■ Instructions for the task: Write the records out again exactly, leaving no images in.

BEGIN Records to use

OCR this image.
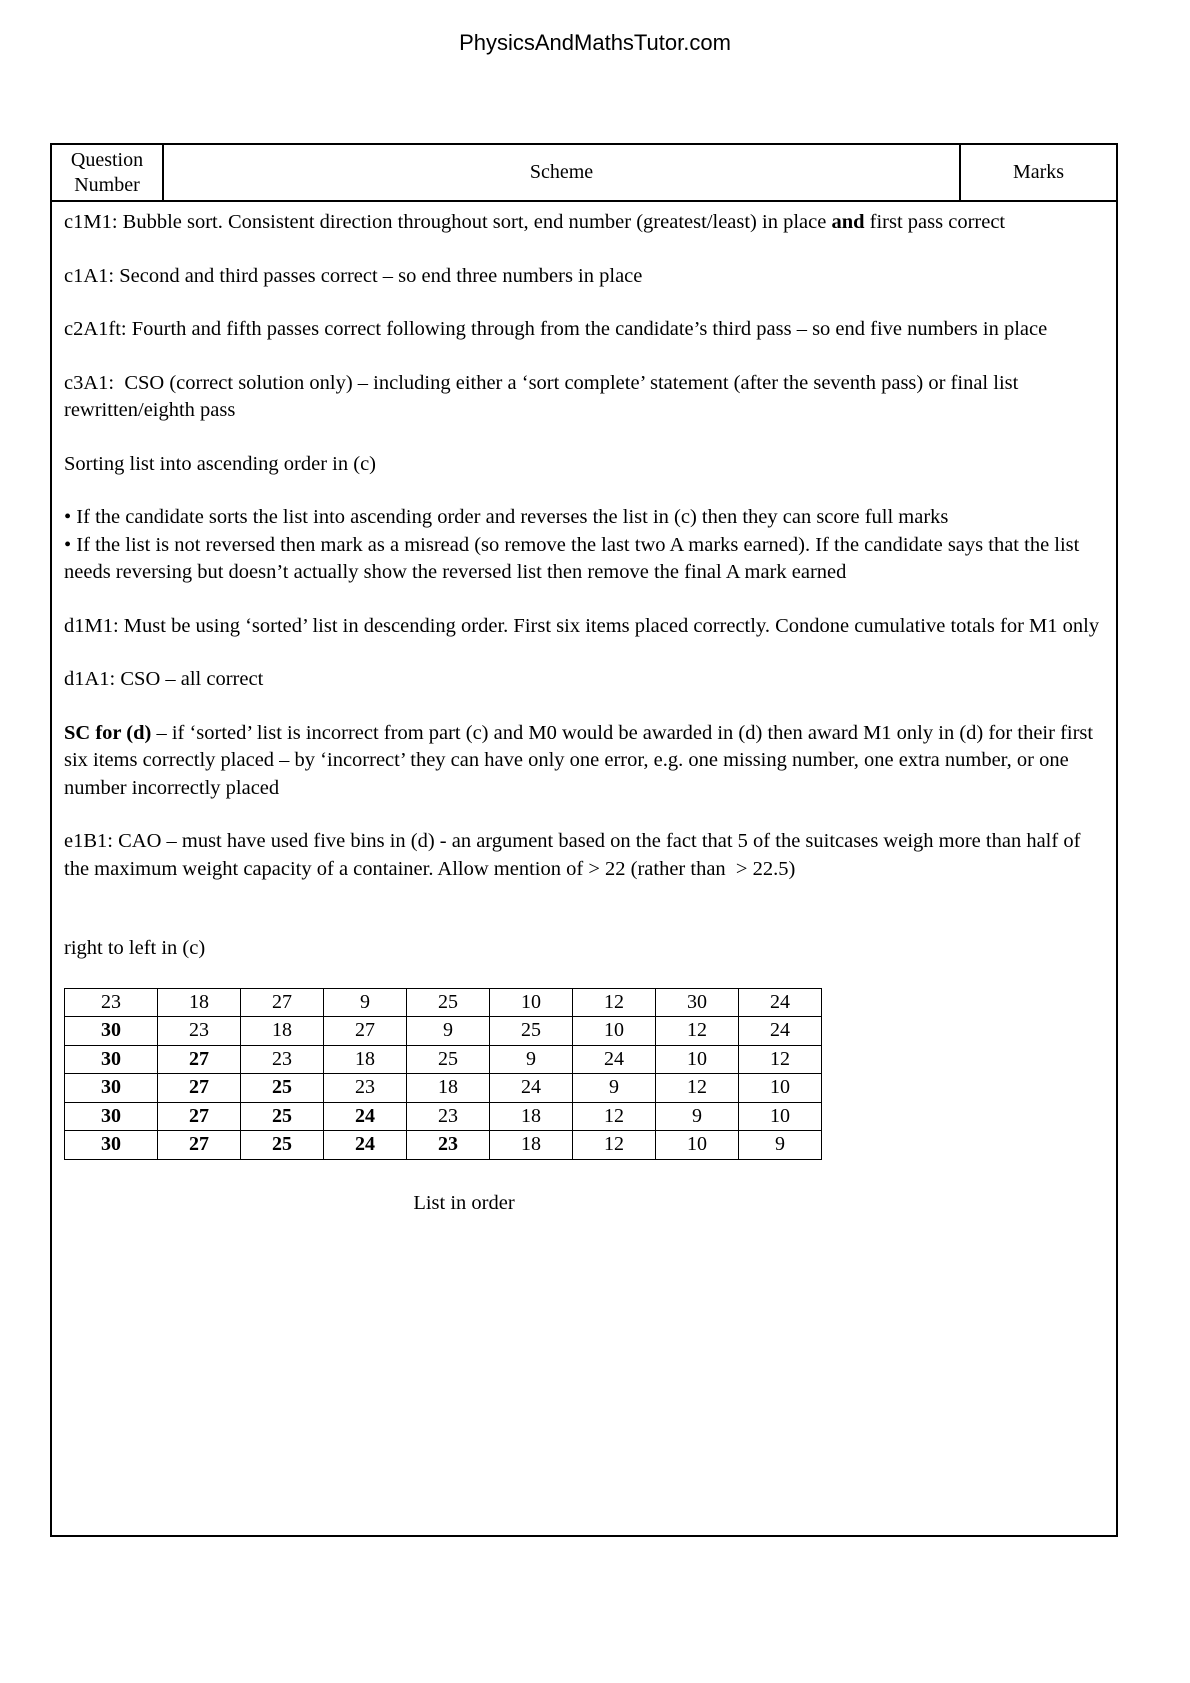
PhysicsAndMathsTutor.com
Question
Number
Scheme	Marks
c1M1: Bubble sort. Consistent direction throughout sort, end number (greatest/least) in place and first pass correct
c1A1: Second and third passes correct – so end three numbers in place
c2A1ft: Fourth and fifth passes correct following through from the candidate’s third pass – so end five numbers in place
c3A1:  CSO (correct solution only) – including either a ‘sort complete’ statement (after the seventh pass) or final list rewritten/eighth pass
Sorting list into ascending order in (c)
• If the candidate sorts the list into ascending order and reverses the list in (c) then they can score full marks
• If the list is not reversed then mark as a misread (so remove the last two A marks earned). If the candidate says that the list needs reversing but doesn’t actually show the reversed list then remove the final A mark earned
d1M1: Must be using ‘sorted’ list in descending order. First six items placed correctly. Condone cumulative totals for M1 only
d1A1: CSO – all correct
SC for (d) – if ‘sorted’ list is incorrect from part (c) and M0 would be awarded in (d) then award M1 only in (d) for their first six items correctly placed – by ‘incorrect’ they can have only one error, e.g. one missing number, one extra number, or one number incorrectly placed
e1B1: CAO – must have used five bins in (d) - an argument based on the fact that 5 of the suitcases weigh more than half of the maximum weight capacity of a container. Allow mention of > 22 (rather than  > 22.5)
right to left in (c)
23	18	27	9	25	10	12	30	24
30	23	18	27	9	25	10	12	24
30	27	23	18	25	9	24	10	12
30	27	25	23	18	24	9	12	10
30	27	25	24	23	18	12	9	10
30	27	25	24	23	18	12	10	9
List in order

END Records to use

■ Final result:
OCR this image.
PhysicsAndMathsTutor.com
Question
Number
Scheme	Marks
c1M1: Bubble sort. Consistent direction throughout sort, end number (greatest/least) in place and first pass correct
c1A1: Second and third passes correct – so end three numbers in place
c2A1ft: Fourth and fifth passes correct following through from the candidate’s third pass – so end five numbers in place
c3A1:  CSO (correct solution only) – including either a ‘sort complete’ statement (after the seventh pass) or final list rewritten/eighth pass
Sorting list into ascending order in (c)
• If the candidate sorts the list into ascending order and reverses the list in (c) then they can score full marks
• If the list is not reversed then mark as a misread (so remove the last two A marks earned). If the candidate says that the list needs reversing but doesn’t actually show the reversed list then remove the final A mark earned
d1M1: Must be using ‘sorted’ list in descending order. First six items placed correctly. Condone cumulative totals for M1 only
d1A1: CSO – all correct
SC for (d) – if ‘sorted’ list is incorrect from part (c) and M0 would be awarded in (d) then award M1 only in (d) for their first six items correctly placed – by ‘incorrect’ they can have only one error, e.g. one missing number, one extra number, or one number incorrectly placed
e1B1: CAO – must have used five bins in (d) - an argument based on the fact that 5 of the suitcases weigh more than half of the maximum weight capacity of a container. Allow mention of > 22 (rather than  > 22.5)
right to left in (c)
23	18	27	9	25	10	12	30	24
30	23	18	27	9	25	10	12	24
30	27	23	18	25	9	24	10	12
30	27	25	23	18	24	9	12	10
30	27	25	24	23	18	12	9	10
30	27	25	24	23	18	12	10	9
List in order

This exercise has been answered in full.